## CHALLENGE
Give the number of lines in the listing below that include the word "migrant", with nothing more.

## DATA SUPPLIED

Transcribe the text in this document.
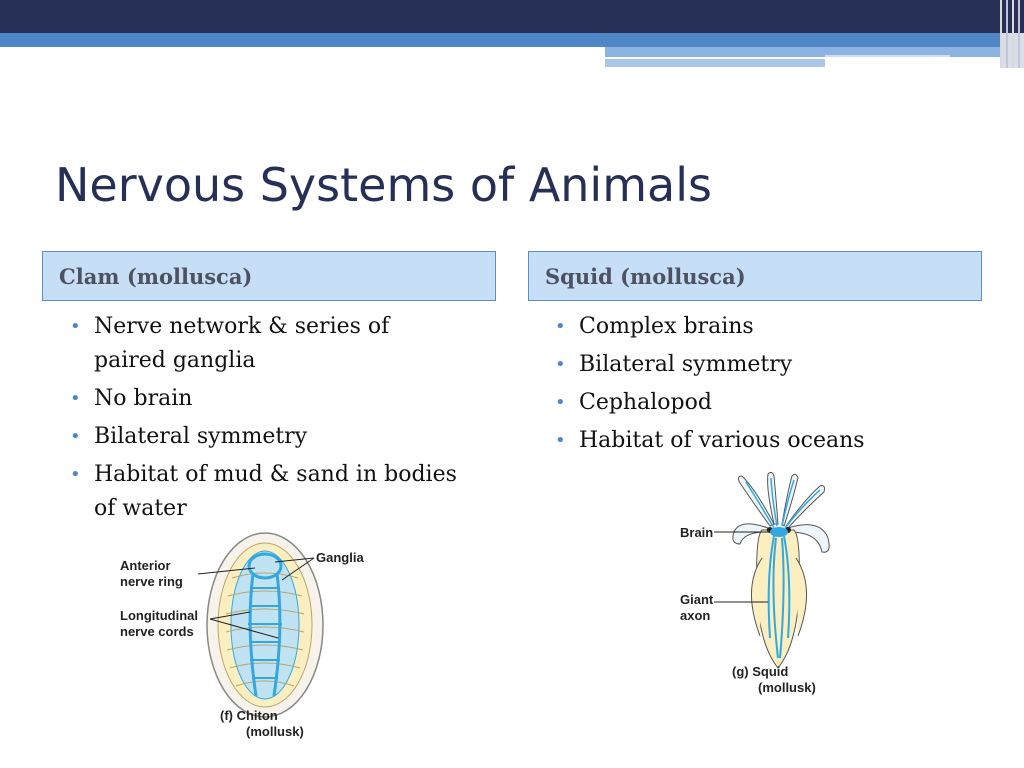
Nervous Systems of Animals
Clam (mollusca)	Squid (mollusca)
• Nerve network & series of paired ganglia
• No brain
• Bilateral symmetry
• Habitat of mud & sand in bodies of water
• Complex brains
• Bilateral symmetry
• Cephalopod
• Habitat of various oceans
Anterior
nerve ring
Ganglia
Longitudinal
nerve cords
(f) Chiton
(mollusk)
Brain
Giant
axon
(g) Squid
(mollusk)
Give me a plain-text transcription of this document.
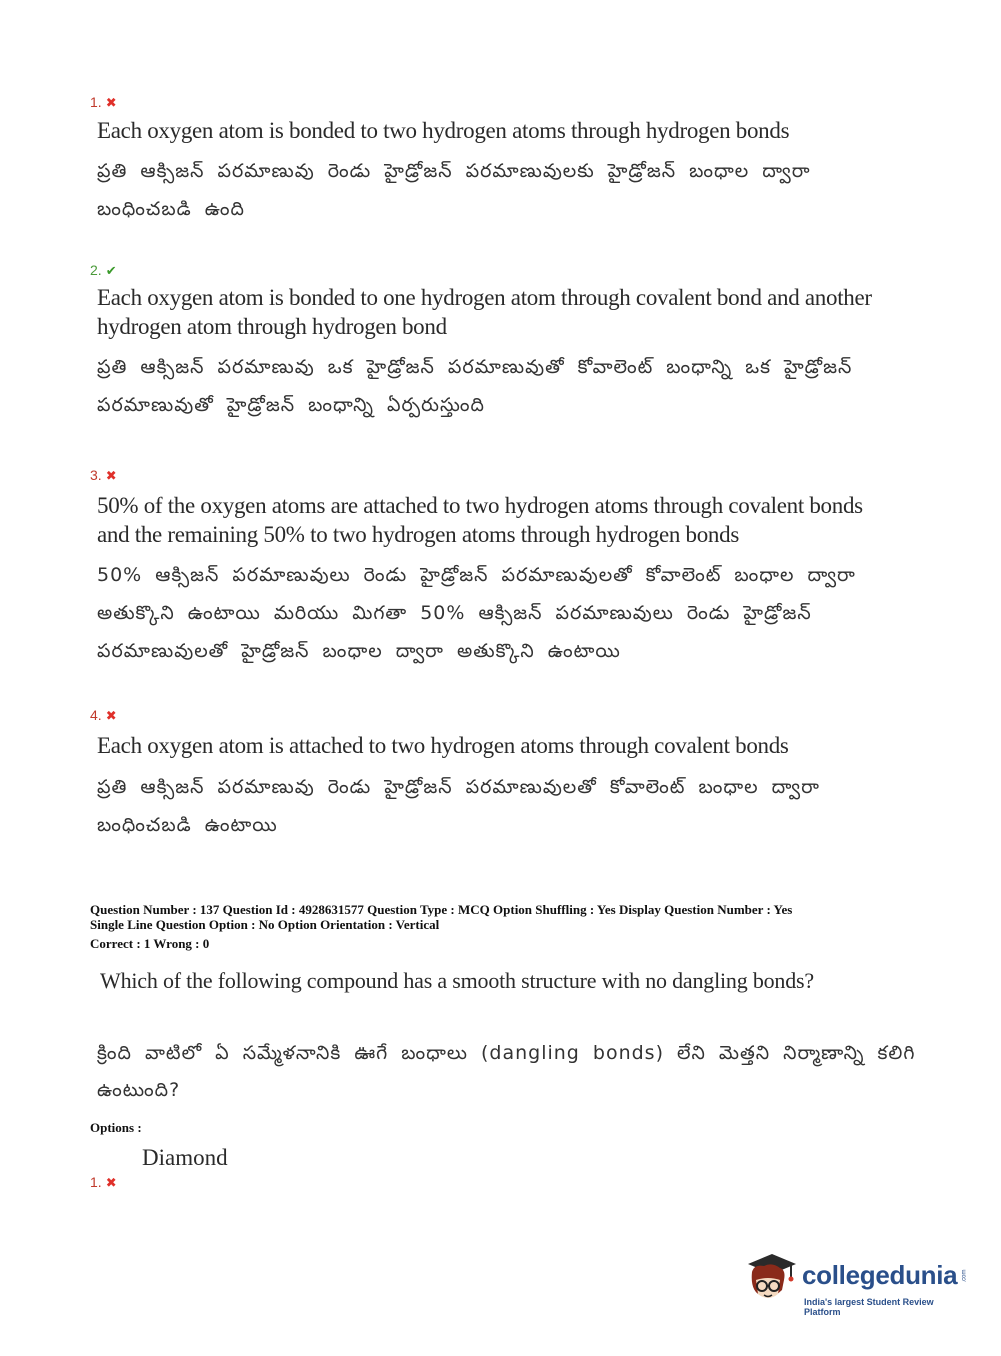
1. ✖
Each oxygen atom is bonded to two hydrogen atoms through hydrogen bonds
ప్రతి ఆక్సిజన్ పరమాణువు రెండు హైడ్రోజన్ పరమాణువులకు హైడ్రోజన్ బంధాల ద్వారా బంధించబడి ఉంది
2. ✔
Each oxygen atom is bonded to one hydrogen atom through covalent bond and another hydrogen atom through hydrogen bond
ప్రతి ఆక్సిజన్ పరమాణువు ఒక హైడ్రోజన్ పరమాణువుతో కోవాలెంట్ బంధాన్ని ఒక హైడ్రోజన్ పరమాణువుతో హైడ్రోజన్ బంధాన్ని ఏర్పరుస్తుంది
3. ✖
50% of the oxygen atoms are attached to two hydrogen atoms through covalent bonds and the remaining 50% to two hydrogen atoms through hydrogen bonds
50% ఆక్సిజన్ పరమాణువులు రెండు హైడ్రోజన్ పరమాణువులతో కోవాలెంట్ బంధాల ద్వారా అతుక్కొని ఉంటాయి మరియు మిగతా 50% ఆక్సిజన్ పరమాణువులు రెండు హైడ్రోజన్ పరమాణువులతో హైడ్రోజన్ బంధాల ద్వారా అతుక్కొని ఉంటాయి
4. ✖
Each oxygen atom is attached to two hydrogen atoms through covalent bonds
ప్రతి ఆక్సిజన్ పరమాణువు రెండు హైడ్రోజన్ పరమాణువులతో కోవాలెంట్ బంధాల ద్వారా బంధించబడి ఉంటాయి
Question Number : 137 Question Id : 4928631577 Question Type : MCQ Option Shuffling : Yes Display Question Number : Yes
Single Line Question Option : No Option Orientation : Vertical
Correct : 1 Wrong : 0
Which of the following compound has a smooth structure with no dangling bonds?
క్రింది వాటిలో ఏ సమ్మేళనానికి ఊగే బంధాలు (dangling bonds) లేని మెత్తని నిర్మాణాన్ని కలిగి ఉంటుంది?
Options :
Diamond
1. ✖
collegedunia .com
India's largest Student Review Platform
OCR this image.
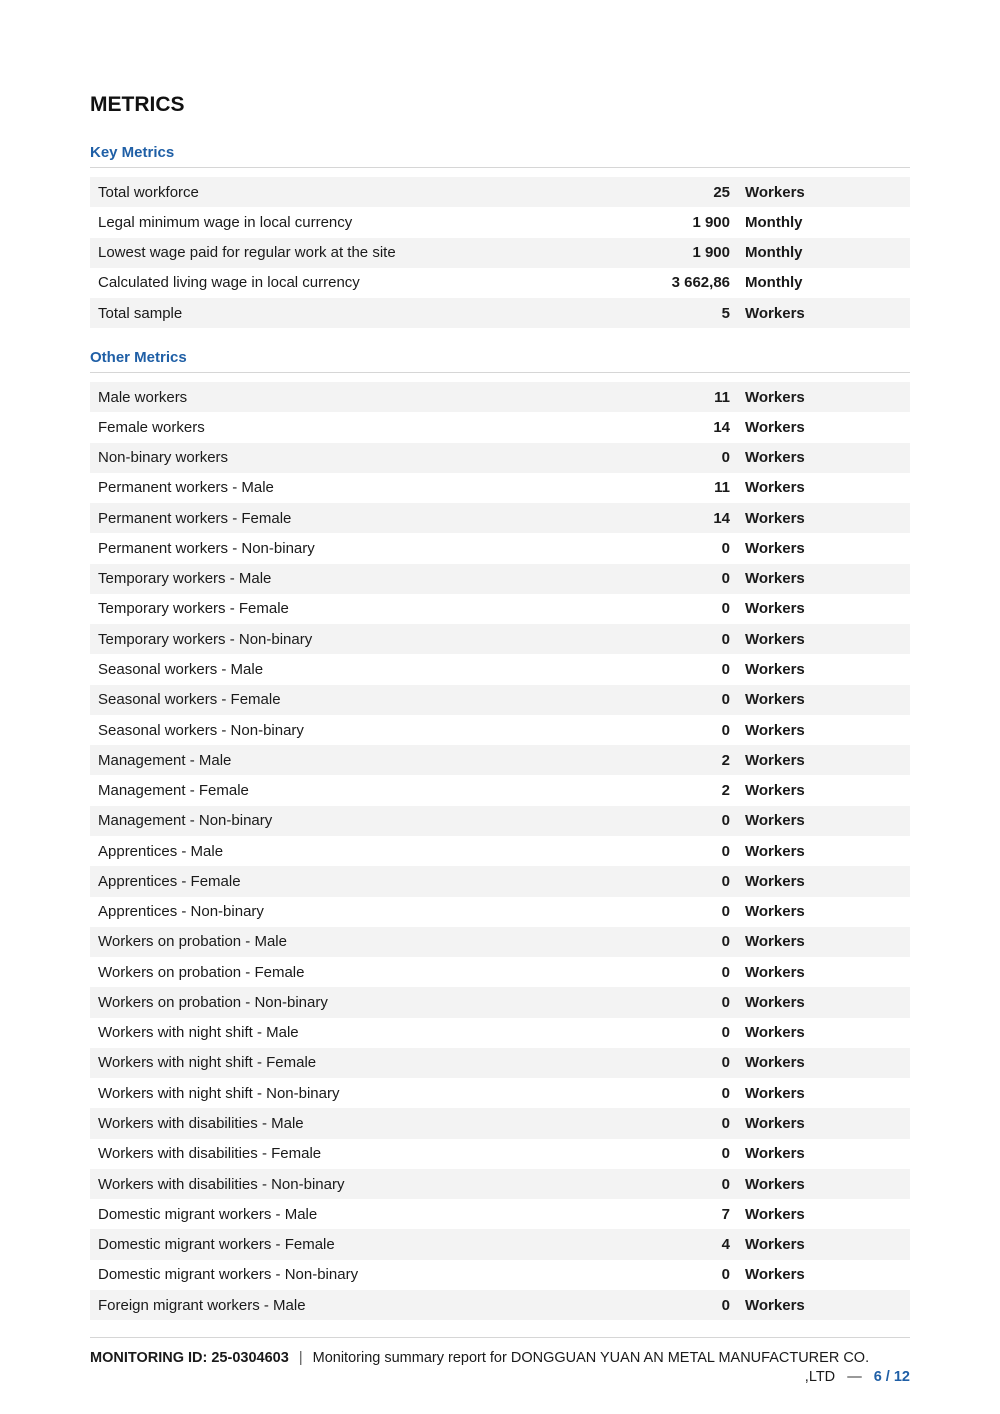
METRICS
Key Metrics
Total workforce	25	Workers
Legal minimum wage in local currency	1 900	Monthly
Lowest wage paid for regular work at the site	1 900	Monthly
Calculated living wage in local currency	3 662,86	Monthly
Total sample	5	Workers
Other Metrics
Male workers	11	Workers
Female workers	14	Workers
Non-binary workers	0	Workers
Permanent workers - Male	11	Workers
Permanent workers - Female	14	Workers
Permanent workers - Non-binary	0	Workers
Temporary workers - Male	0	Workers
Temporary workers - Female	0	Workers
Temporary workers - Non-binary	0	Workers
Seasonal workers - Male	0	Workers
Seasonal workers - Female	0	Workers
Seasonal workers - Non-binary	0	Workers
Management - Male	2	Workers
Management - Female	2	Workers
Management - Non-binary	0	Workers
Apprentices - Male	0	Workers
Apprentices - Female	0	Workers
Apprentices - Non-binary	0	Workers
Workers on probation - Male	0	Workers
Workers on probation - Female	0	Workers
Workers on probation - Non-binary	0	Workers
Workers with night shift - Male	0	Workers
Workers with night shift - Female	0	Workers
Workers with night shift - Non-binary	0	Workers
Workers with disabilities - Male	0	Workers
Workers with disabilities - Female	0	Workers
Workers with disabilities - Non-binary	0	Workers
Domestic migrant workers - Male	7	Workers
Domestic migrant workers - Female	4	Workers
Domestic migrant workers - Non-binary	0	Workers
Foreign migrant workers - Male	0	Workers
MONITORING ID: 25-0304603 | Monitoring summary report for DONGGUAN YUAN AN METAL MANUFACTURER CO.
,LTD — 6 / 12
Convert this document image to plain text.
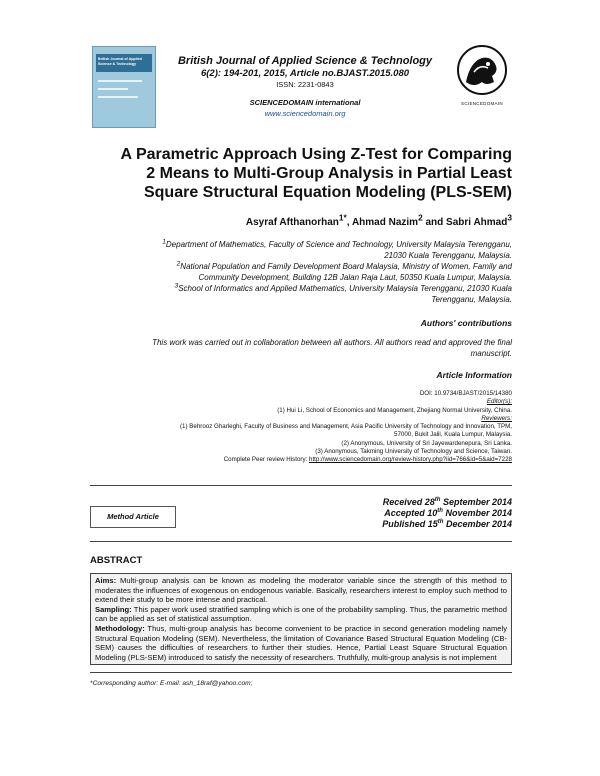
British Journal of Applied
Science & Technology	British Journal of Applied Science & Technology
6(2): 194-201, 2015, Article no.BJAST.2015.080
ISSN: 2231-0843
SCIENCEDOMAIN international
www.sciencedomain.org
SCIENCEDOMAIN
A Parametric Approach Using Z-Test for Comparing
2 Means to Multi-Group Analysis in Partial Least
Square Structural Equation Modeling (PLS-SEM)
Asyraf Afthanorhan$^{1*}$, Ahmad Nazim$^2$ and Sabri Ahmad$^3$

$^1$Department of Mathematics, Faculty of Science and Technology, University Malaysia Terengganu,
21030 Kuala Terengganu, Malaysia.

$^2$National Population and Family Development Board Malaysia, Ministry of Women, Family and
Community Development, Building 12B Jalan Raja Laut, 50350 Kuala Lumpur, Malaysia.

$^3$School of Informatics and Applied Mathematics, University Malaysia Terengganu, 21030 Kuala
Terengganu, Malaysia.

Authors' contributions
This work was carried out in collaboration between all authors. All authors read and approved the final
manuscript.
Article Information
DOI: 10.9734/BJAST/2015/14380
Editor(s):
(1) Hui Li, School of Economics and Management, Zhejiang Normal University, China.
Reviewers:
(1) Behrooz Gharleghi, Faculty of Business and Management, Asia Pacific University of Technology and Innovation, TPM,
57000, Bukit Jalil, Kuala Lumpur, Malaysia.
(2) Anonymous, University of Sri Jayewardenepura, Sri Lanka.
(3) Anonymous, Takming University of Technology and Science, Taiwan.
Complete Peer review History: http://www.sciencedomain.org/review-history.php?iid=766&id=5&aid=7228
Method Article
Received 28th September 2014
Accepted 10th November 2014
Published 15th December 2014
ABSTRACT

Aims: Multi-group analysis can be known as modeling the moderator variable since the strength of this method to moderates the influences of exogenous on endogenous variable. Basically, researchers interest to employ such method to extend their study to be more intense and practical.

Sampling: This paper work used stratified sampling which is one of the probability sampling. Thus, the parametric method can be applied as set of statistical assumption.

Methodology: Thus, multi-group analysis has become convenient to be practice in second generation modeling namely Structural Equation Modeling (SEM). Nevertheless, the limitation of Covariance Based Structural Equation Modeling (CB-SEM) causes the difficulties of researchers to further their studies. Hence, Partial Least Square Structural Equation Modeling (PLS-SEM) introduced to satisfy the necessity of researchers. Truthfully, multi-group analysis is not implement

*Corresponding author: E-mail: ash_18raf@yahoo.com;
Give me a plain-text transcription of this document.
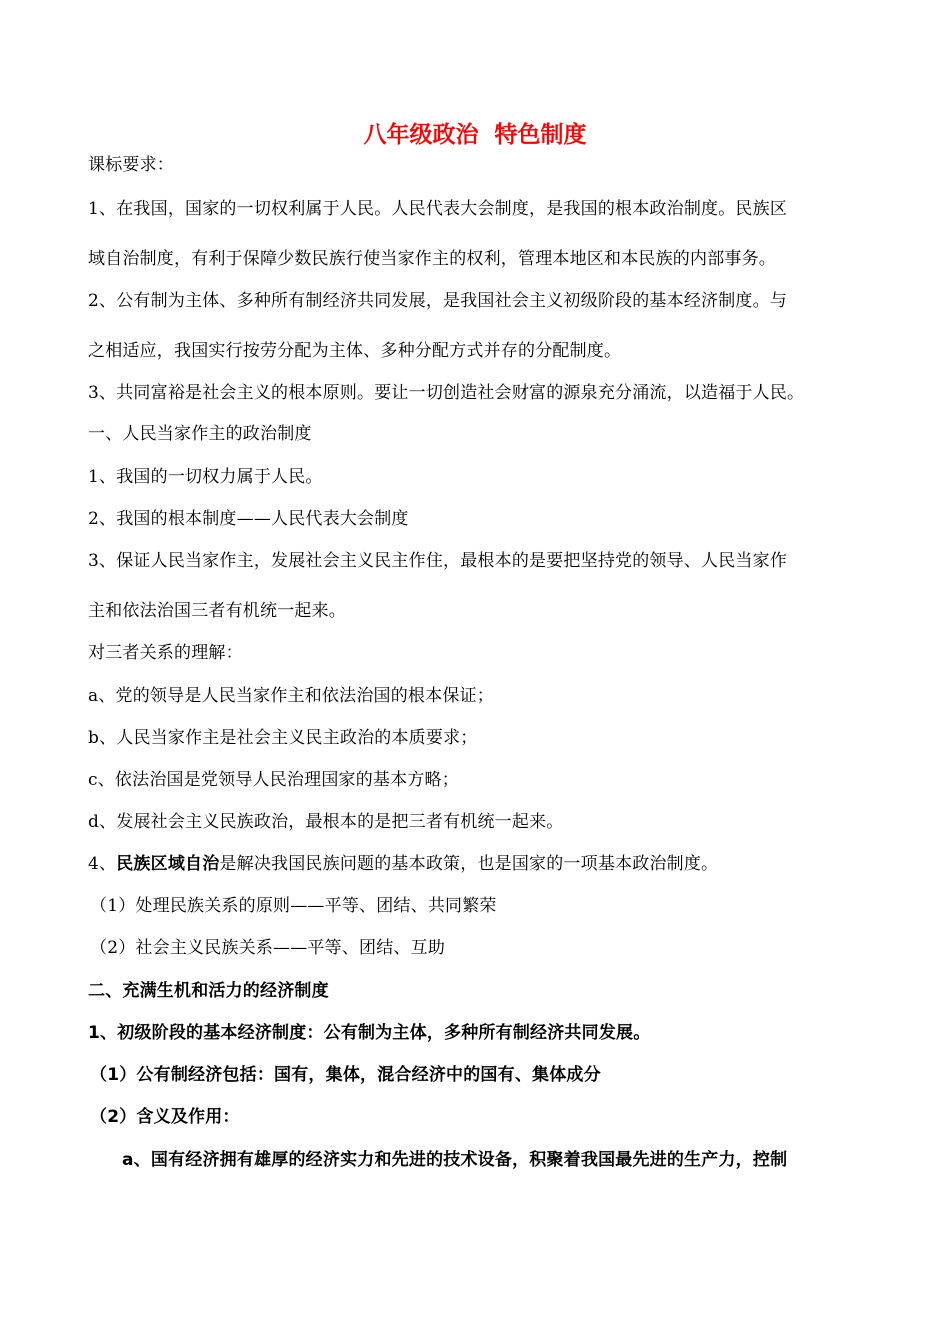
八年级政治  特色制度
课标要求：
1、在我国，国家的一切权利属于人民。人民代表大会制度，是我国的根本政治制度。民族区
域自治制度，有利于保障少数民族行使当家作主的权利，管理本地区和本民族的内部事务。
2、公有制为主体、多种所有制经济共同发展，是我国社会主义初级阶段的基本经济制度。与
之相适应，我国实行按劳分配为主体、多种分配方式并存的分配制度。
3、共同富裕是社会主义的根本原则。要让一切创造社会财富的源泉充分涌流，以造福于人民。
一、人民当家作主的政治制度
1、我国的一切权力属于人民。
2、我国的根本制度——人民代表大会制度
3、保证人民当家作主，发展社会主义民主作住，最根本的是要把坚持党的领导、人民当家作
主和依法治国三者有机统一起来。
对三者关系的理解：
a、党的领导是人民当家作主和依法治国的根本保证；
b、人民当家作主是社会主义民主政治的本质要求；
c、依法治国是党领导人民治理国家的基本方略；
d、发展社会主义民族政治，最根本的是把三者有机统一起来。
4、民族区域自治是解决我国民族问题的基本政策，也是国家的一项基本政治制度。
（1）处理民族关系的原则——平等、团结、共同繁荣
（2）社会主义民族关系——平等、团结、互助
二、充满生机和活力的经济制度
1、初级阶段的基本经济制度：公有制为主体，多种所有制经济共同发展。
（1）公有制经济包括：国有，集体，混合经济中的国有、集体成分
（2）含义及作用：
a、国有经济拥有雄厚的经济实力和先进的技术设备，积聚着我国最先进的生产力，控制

## CORRECT ANSWER
4